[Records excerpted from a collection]

** start **

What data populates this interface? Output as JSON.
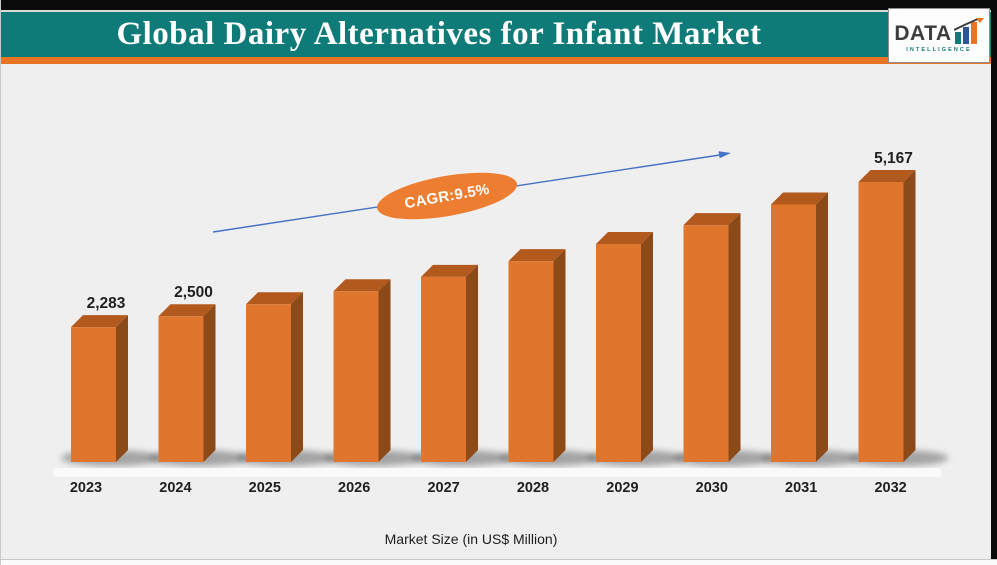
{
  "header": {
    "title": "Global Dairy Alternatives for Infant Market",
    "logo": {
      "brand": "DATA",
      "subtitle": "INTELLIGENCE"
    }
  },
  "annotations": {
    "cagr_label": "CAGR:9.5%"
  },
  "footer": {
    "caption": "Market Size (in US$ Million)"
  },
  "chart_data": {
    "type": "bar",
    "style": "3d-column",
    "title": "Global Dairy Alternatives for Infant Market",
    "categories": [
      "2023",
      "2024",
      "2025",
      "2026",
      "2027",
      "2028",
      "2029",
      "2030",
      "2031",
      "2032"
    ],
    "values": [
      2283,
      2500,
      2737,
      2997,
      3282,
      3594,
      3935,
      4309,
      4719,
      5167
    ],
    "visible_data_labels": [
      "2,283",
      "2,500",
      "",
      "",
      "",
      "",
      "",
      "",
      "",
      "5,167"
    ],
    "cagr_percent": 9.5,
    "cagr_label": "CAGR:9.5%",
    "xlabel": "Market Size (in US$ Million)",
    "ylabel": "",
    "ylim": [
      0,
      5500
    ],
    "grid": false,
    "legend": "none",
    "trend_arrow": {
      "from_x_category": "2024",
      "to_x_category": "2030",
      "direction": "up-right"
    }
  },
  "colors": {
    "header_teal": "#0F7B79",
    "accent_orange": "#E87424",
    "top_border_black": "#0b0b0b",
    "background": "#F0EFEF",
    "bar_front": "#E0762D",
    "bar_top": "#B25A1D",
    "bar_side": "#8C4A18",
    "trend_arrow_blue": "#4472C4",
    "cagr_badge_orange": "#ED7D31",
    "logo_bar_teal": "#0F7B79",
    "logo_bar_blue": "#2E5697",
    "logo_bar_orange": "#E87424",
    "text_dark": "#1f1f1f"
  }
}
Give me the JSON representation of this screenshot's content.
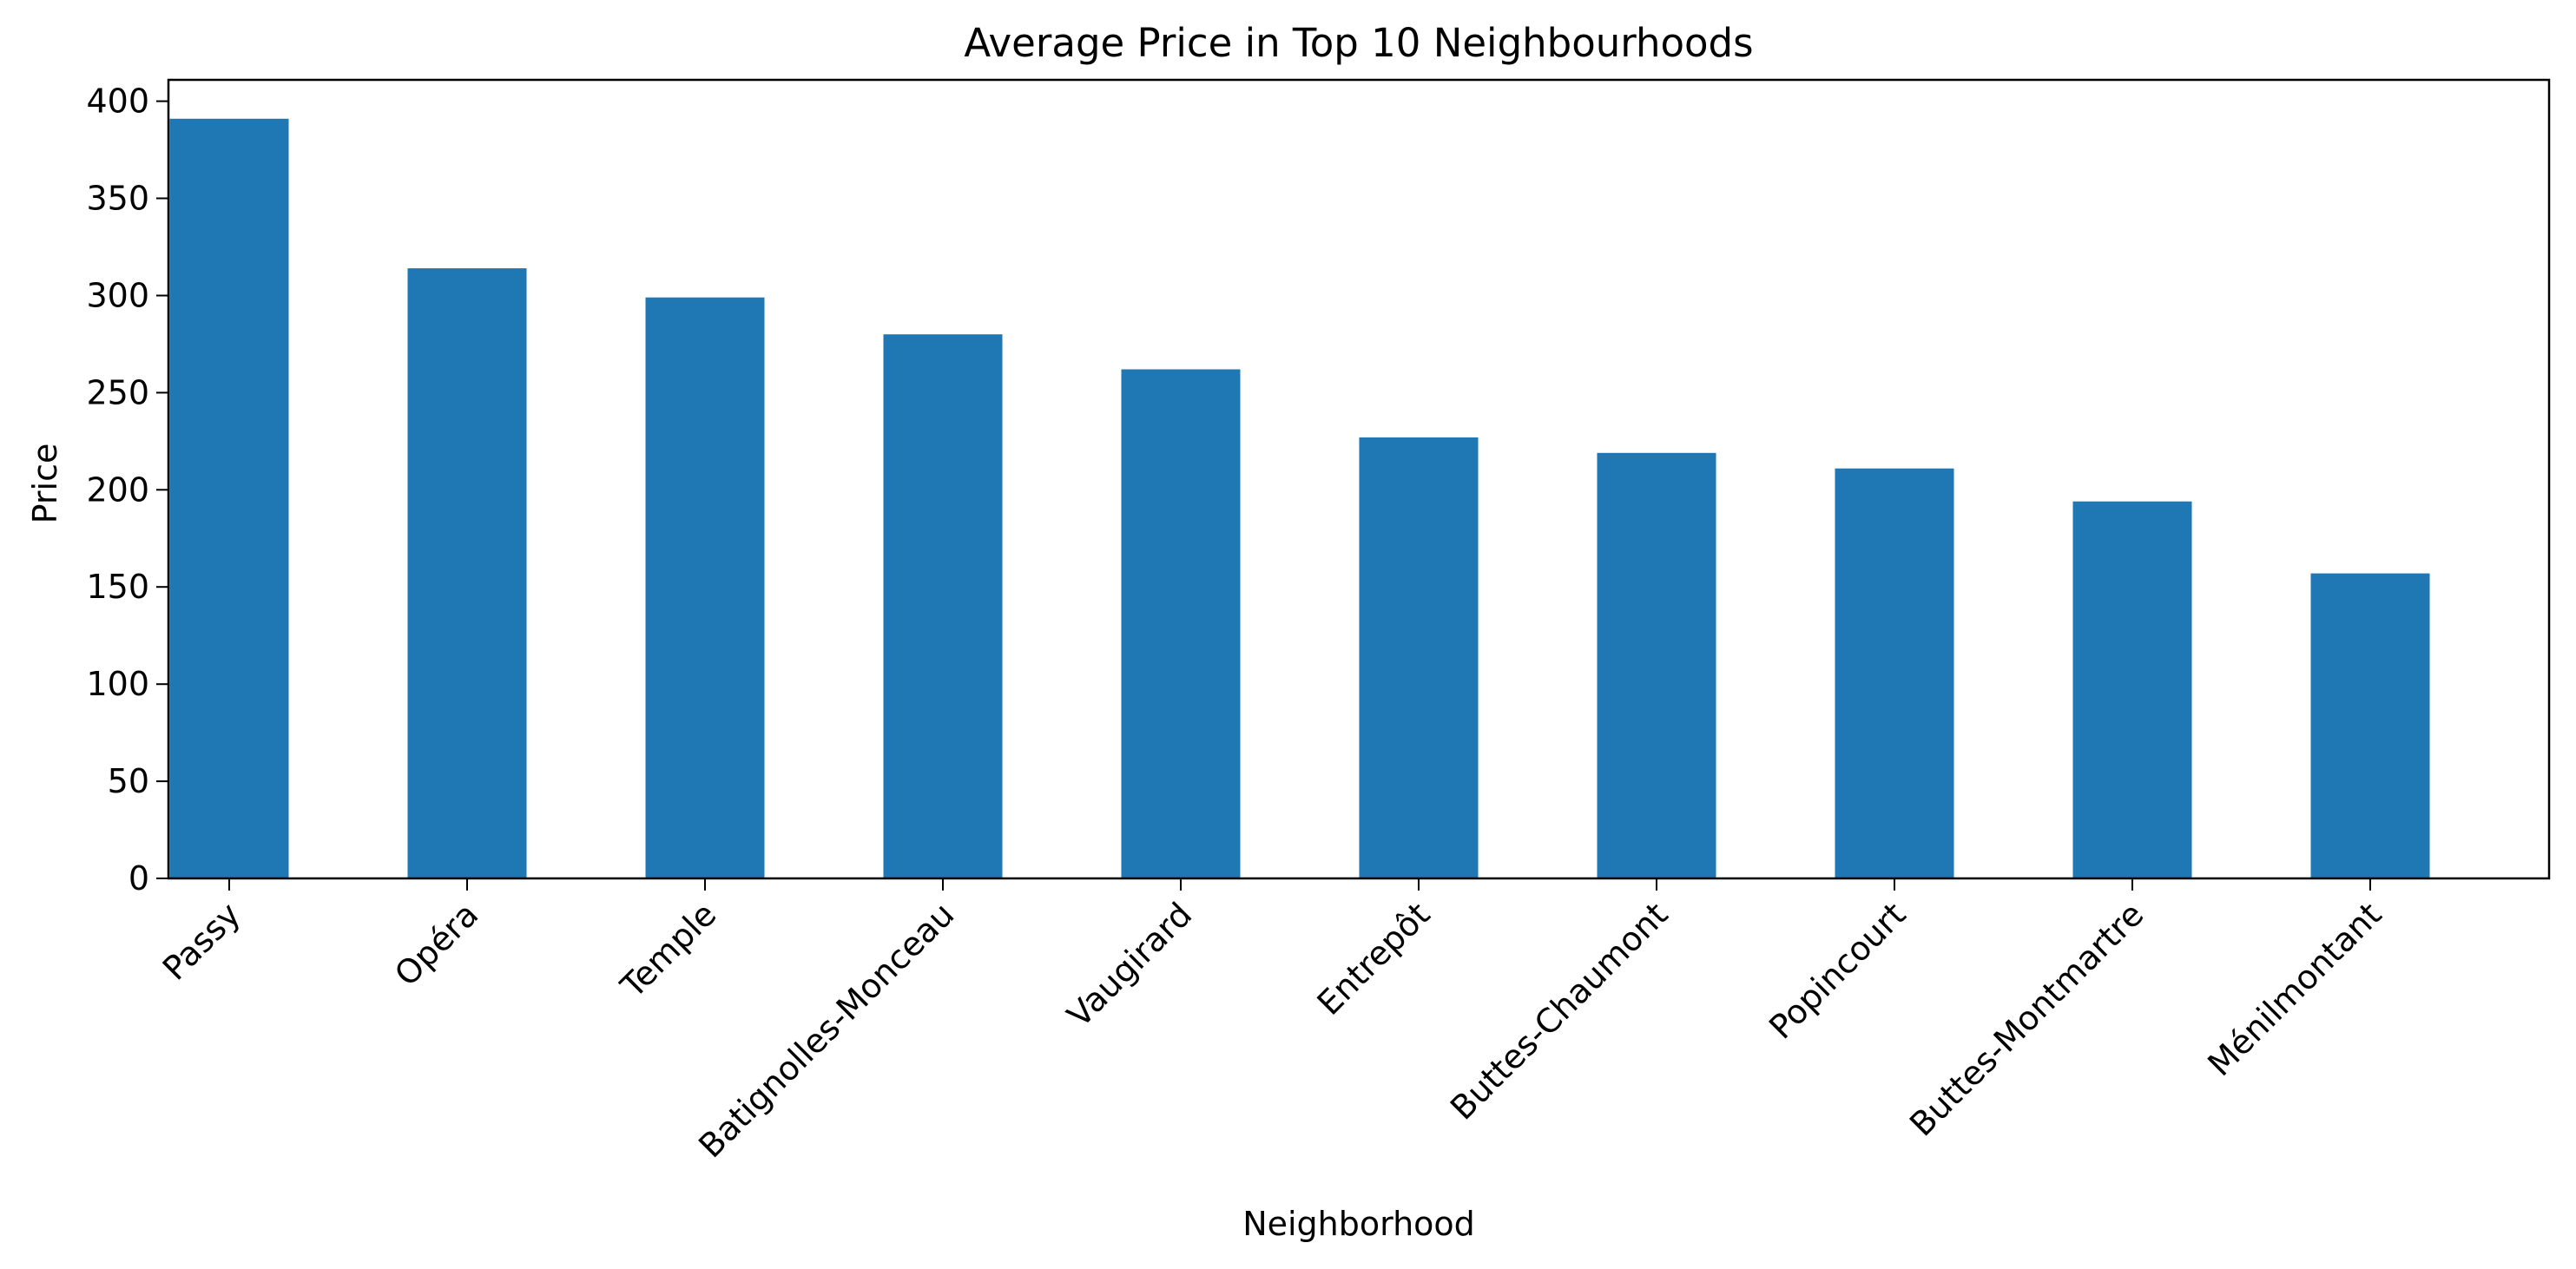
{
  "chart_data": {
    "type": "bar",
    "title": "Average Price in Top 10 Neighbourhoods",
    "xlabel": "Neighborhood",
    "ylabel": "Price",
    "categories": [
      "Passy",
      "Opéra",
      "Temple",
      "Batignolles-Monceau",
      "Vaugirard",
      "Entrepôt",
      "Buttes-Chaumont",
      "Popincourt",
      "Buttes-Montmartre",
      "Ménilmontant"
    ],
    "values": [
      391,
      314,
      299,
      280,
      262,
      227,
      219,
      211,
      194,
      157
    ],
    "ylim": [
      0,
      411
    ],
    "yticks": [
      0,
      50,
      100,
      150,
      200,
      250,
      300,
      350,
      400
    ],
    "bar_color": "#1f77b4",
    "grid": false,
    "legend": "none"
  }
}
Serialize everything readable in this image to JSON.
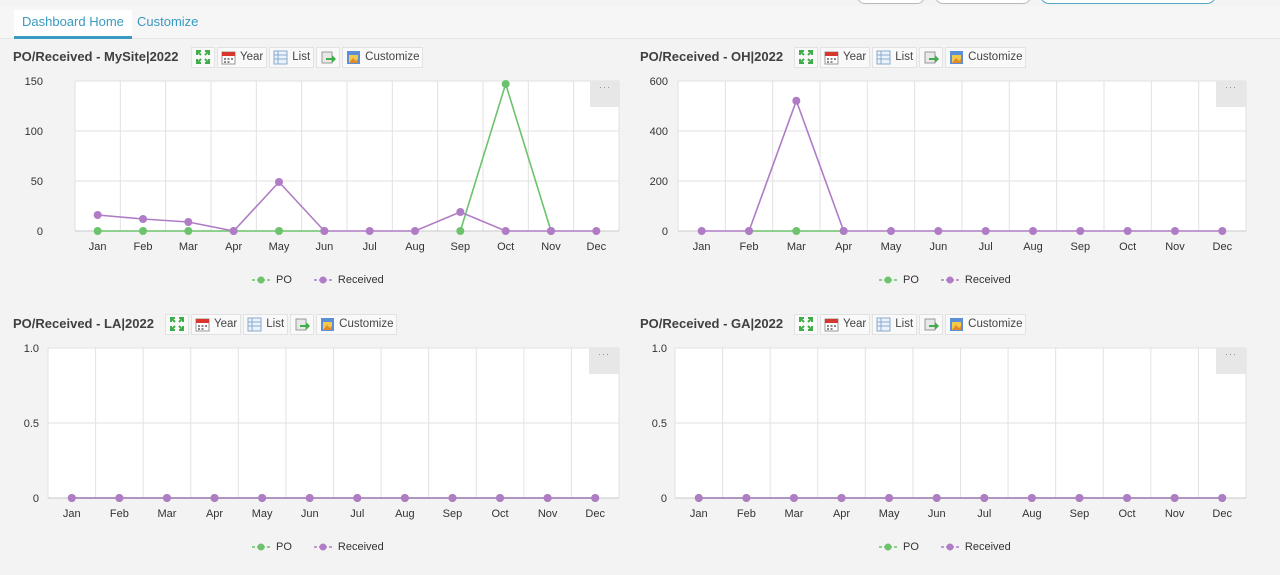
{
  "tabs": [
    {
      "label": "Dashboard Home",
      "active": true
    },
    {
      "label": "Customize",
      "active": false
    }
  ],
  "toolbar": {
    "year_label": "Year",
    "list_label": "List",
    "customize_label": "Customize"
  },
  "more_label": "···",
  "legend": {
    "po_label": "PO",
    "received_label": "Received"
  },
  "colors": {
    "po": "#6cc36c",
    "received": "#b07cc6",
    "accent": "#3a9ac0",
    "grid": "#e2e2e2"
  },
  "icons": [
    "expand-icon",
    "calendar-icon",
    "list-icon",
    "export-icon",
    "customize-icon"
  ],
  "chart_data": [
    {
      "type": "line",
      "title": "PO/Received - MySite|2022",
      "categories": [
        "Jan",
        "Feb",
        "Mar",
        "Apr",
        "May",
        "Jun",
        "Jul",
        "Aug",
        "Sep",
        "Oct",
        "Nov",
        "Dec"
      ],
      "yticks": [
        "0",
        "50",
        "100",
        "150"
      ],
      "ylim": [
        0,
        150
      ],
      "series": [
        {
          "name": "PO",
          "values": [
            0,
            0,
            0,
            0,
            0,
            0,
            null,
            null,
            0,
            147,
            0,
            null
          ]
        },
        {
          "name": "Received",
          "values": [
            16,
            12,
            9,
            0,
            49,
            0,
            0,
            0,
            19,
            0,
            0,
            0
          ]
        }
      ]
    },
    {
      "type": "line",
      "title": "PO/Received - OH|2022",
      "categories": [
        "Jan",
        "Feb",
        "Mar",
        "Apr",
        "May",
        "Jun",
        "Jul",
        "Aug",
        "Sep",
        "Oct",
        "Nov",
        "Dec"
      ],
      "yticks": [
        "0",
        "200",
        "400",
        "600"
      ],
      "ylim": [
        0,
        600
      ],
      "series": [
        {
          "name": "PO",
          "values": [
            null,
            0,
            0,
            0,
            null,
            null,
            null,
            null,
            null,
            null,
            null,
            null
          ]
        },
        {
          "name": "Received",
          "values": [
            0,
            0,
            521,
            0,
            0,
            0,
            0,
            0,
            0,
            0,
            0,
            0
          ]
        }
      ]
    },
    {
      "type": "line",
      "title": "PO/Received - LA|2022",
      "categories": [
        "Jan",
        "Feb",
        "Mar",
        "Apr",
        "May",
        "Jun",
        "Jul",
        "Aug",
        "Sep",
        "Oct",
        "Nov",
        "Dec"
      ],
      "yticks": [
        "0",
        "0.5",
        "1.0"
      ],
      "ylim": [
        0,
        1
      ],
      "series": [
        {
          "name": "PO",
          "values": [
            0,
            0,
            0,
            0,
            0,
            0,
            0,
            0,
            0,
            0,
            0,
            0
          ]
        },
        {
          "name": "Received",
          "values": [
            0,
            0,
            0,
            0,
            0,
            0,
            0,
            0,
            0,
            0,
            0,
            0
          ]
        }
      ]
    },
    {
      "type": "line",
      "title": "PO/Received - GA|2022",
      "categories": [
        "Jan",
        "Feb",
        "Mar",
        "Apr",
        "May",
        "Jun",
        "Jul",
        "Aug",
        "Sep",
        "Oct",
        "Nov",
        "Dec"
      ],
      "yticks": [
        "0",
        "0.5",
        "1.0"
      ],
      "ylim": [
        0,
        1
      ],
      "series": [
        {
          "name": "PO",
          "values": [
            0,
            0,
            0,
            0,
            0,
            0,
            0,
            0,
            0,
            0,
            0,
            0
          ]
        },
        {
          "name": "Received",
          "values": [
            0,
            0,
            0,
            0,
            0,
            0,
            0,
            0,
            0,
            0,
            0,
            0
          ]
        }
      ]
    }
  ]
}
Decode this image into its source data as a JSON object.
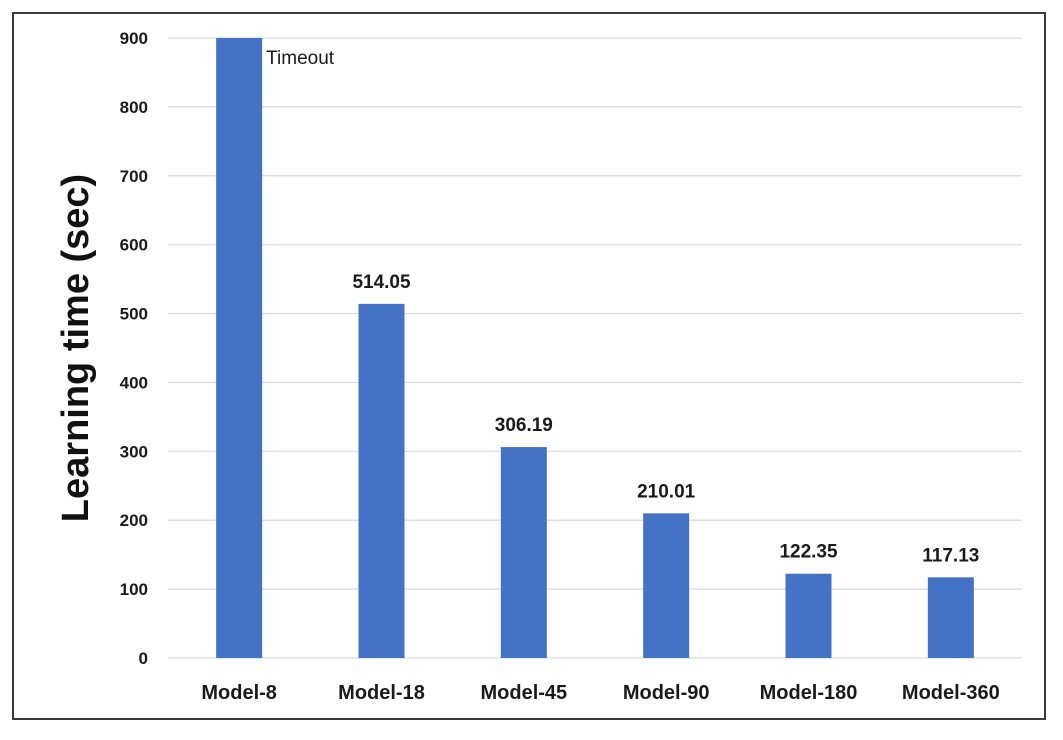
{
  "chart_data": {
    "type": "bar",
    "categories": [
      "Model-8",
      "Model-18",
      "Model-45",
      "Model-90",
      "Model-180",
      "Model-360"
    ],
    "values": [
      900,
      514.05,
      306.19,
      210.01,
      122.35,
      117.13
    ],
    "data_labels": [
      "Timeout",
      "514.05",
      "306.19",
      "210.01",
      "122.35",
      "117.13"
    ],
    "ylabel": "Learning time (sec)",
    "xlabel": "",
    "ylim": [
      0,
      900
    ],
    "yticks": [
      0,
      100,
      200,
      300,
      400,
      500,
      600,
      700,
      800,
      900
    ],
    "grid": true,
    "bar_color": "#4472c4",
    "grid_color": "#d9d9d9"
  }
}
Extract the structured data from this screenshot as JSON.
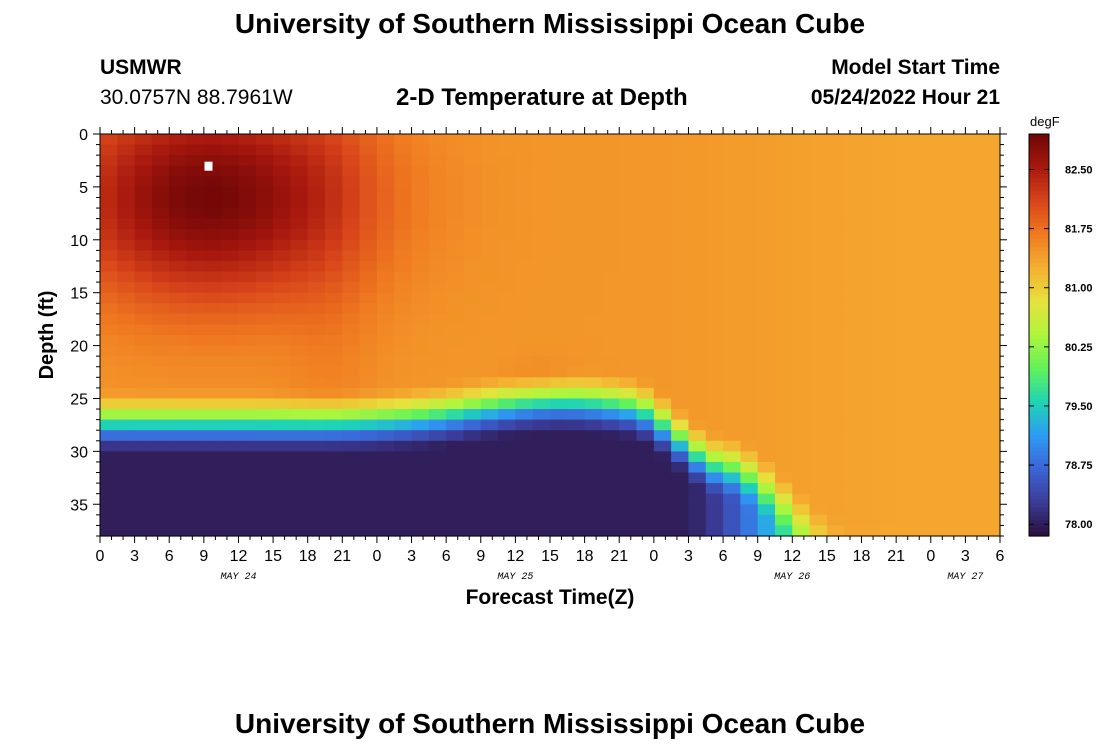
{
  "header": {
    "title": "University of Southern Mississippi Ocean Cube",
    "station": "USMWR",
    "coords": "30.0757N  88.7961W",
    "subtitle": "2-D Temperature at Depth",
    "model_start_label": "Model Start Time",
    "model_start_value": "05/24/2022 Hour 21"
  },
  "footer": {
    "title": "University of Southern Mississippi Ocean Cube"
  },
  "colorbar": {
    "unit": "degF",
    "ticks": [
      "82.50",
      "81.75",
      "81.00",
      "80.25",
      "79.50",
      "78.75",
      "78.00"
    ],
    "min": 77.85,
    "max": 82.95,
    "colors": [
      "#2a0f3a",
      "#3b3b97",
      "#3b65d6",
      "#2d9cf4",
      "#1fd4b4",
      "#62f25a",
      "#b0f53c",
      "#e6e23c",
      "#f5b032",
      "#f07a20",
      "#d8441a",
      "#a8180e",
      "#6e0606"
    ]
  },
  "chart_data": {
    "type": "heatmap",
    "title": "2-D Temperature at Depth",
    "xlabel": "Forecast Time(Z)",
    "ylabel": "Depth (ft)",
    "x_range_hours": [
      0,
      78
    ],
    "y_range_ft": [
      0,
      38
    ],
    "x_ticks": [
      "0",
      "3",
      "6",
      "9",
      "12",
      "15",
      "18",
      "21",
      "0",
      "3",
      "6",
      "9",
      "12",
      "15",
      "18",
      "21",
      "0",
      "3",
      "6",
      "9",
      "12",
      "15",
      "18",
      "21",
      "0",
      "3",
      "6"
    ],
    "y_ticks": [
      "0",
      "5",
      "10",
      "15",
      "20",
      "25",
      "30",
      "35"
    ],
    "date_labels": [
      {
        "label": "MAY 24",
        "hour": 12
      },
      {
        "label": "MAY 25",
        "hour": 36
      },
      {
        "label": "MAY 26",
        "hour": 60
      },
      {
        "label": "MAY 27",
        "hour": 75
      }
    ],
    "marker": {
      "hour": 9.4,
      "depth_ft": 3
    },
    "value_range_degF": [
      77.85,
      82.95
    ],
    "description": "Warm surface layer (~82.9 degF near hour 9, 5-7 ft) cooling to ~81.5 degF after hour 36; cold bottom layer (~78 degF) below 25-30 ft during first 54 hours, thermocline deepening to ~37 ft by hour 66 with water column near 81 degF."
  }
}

** end **

_JOB_.
Track down every line of the material containing the string "image", and copy it.

_ANSWER_.
Serialize everything readable in this image to JSON.
Decode this image into its source data as a JSON object.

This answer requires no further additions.